**Data entries**:
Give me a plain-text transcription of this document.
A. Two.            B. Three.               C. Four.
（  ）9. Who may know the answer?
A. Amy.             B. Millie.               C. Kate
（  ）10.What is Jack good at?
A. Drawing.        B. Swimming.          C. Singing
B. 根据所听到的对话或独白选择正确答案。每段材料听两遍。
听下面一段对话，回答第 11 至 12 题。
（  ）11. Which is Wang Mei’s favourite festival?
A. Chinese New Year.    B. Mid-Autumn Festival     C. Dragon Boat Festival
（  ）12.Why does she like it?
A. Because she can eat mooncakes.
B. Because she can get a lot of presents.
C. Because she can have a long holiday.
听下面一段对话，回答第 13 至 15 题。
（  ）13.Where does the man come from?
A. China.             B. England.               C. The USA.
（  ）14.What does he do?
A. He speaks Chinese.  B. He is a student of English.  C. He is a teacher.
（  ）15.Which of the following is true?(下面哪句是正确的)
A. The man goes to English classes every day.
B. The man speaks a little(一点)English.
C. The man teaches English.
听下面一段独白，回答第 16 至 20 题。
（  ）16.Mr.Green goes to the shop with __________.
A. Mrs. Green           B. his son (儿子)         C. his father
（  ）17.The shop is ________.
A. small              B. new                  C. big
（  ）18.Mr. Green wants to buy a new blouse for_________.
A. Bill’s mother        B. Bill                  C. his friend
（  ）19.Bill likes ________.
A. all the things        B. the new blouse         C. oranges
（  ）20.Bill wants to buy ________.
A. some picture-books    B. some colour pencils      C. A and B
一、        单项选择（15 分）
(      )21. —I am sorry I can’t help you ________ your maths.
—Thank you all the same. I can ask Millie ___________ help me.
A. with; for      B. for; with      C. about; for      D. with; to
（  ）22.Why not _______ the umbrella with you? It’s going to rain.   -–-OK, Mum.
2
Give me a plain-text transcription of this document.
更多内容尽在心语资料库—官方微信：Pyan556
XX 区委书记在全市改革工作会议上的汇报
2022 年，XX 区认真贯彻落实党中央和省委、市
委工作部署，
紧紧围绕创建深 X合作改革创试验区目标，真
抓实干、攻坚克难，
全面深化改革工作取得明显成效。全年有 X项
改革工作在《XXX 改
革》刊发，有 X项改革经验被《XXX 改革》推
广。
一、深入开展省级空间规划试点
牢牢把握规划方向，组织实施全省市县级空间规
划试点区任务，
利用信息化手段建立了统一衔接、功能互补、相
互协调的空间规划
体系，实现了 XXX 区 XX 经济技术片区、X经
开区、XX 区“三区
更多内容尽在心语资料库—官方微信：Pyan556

**What to do**: Please output the complete data exactly.

**Correct output**:
Give me a plain-text transcription of this document.
A. Two.            B. Three.               C. Four.
（  ）9. Who may know the answer?
A. Amy.             B. Millie.               C. Kate
（  ）10.What is Jack good at?
A. Drawing.        B. Swimming.          C. Singing
B. 根据所听到的对话或独白选择正确答案。每段材料听两遍。
听下面一段对话，回答第 11 至 12 题。
（  ）11. Which is Wang Mei’s favourite festival?
A. Chinese New Year.    B. Mid-Autumn Festival     C. Dragon Boat Festival
（  ）12.Why does she like it?
A. Because she can eat mooncakes.
B. Because she can get a lot of presents.
C. Because she can have a long holiday.
听下面一段对话，回答第 13 至 15 题。
（  ）13.Where does the man come from?
A. China.             B. England.               C. The USA.
（  ）14.What does he do?
A. He speaks Chinese.  B. He is a student of English.  C. He is a teacher.
（  ）15.Which of the following is true?(下面哪句是正确的)
A. The man goes to English classes every day.
B. The man speaks a little(一点)English.
C. The man teaches English.
听下面一段独白，回答第 16 至 20 题。
（  ）16.Mr.Green goes to the shop with __________.
A. Mrs. Green           B. his son (儿子)         C. his father
（  ）17.The shop is ________.
A. small              B. new                  C. big
（  ）18.Mr. Green wants to buy a new blouse for_________.
A. Bill’s mother        B. Bill                  C. his friend
（  ）19.Bill likes ________.
A. all the things        B. the new blouse         C. oranges
（  ）20.Bill wants to buy ________.
A. some picture-books    B. some colour pencils      C. A and B
一、        单项选择（15 分）
(      )21. —I am sorry I can’t help you ________ your maths.
—Thank you all the same. I can ask Millie ___________ help me.
A. with; for      B. for; with      C. about; for      D. with; to
（  ）22.Why not _______ the umbrella with you? It’s going to rain.   -–-OK, Mum.
2
Give me a plain-text transcription of this document.
更多内容尽在心语资料库—官方微信：Pyan556
XX 区委书记在全市改革工作会议上的汇报
2022 年，XX 区认真贯彻落实党中央和省委、市
委工作部署，
紧紧围绕创建深 X合作改革创试验区目标，真
抓实干、攻坚克难，
全面深化改革工作取得明显成效。全年有 X项
改革工作在《XXX 改
革》刊发，有 X项改革经验被《XXX 改革》推
广。
一、深入开展省级空间规划试点
牢牢把握规划方向，组织实施全省市县级空间规
划试点区任务，
利用信息化手段建立了统一衔接、功能互补、相
互协调的空间规划
体系，实现了 XXX 区 XX 经济技术片区、X经
开区、XX 区“三区
更多内容尽在心语资料库—官方微信：Pyan556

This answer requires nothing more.